---------- RECORD SET
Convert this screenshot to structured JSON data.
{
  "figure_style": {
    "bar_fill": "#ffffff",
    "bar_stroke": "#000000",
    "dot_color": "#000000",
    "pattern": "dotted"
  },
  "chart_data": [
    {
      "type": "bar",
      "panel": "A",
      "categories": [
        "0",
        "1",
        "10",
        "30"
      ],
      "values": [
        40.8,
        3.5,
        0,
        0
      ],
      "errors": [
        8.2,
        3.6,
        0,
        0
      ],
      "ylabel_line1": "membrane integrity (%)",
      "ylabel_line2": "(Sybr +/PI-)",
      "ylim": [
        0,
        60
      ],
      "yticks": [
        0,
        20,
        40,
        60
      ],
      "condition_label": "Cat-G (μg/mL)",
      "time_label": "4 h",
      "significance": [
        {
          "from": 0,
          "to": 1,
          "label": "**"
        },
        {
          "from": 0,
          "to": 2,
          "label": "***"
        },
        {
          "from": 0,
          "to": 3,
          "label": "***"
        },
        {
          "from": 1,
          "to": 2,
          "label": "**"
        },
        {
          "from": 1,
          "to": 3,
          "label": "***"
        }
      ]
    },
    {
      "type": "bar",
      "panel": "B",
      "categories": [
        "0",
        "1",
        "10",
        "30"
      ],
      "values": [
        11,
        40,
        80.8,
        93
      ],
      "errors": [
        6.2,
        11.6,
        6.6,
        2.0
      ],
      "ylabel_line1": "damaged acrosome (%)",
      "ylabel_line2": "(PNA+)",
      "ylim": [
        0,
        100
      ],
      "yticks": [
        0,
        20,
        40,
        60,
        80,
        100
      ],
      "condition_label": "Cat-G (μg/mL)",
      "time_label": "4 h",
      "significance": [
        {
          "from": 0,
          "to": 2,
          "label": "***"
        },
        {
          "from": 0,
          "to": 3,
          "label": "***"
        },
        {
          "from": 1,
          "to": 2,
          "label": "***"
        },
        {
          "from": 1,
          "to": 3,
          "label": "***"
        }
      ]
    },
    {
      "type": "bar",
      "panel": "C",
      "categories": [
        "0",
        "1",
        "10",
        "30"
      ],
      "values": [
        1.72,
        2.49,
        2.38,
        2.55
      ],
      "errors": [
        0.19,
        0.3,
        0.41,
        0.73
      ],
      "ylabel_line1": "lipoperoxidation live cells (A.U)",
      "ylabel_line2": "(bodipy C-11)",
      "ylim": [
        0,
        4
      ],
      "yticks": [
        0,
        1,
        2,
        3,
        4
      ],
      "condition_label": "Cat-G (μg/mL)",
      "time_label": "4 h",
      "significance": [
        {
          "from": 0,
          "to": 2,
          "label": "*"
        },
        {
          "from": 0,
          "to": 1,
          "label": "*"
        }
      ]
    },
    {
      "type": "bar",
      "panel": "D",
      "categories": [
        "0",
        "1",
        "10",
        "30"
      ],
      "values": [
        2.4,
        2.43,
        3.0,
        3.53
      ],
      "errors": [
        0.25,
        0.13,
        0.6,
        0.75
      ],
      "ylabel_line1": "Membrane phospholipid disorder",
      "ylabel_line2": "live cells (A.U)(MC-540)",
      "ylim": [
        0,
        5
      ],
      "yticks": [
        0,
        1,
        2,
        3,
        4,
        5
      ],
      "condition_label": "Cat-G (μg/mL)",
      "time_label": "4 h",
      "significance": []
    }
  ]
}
--------------------
Once more, write out all the data above exactly as given.

TASK RESPONSE:
Convert this screenshot to structured JSON data.
{
  "figure_style": {
    "bar_fill": "#ffffff",
    "bar_stroke": "#000000",
    "dot_color": "#000000",
    "pattern": "dotted"
  },
  "chart_data": [
    {
      "type": "bar",
      "panel": "A",
      "categories": [
        "0",
        "1",
        "10",
        "30"
      ],
      "values": [
        40.8,
        3.5,
        0,
        0
      ],
      "errors": [
        8.2,
        3.6,
        0,
        0
      ],
      "ylabel_line1": "membrane integrity (%)",
      "ylabel_line2": "(Sybr +/PI-)",
      "ylim": [
        0,
        60
      ],
      "yticks": [
        0,
        20,
        40,
        60
      ],
      "condition_label": "Cat-G (μg/mL)",
      "time_label": "4 h",
      "significance": [
        {
          "from": 0,
          "to": 1,
          "label": "**"
        },
        {
          "from": 0,
          "to": 2,
          "label": "***"
        },
        {
          "from": 0,
          "to": 3,
          "label": "***"
        },
        {
          "from": 1,
          "to": 2,
          "label": "**"
        },
        {
          "from": 1,
          "to": 3,
          "label": "***"
        }
      ]
    },
    {
      "type": "bar",
      "panel": "B",
      "categories": [
        "0",
        "1",
        "10",
        "30"
      ],
      "values": [
        11,
        40,
        80.8,
        93
      ],
      "errors": [
        6.2,
        11.6,
        6.6,
        2.0
      ],
      "ylabel_line1": "damaged acrosome (%)",
      "ylabel_line2": "(PNA+)",
      "ylim": [
        0,
        100
      ],
      "yticks": [
        0,
        20,
        40,
        60,
        80,
        100
      ],
      "condition_label": "Cat-G (μg/mL)",
      "time_label": "4 h",
      "significance": [
        {
          "from": 0,
          "to": 2,
          "label": "***"
        },
        {
          "from": 0,
          "to": 3,
          "label": "***"
        },
        {
          "from": 1,
          "to": 2,
          "label": "***"
        },
        {
          "from": 1,
          "to": 3,
          "label": "***"
        }
      ]
    },
    {
      "type": "bar",
      "panel": "C",
      "categories": [
        "0",
        "1",
        "10",
        "30"
      ],
      "values": [
        1.72,
        2.49,
        2.38,
        2.55
      ],
      "errors": [
        0.19,
        0.3,
        0.41,
        0.73
      ],
      "ylabel_line1": "lipoperoxidation live cells (A.U)",
      "ylabel_line2": "(bodipy C-11)",
      "ylim": [
        0,
        4
      ],
      "yticks": [
        0,
        1,
        2,
        3,
        4
      ],
      "condition_label": "Cat-G (μg/mL)",
      "time_label": "4 h",
      "significance": [
        {
          "from": 0,
          "to": 2,
          "label": "*"
        },
        {
          "from": 0,
          "to": 1,
          "label": "*"
        }
      ]
    },
    {
      "type": "bar",
      "panel": "D",
      "categories": [
        "0",
        "1",
        "10",
        "30"
      ],
      "values": [
        2.4,
        2.43,
        3.0,
        3.53
      ],
      "errors": [
        0.25,
        0.13,
        0.6,
        0.75
      ],
      "ylabel_line1": "Membrane phospholipid disorder",
      "ylabel_line2": "live cells (A.U)(MC-540)",
      "ylim": [
        0,
        5
      ],
      "yticks": [
        0,
        1,
        2,
        3,
        4,
        5
      ],
      "condition_label": "Cat-G (μg/mL)",
      "time_label": "4 h",
      "significance": []
    }
  ]
}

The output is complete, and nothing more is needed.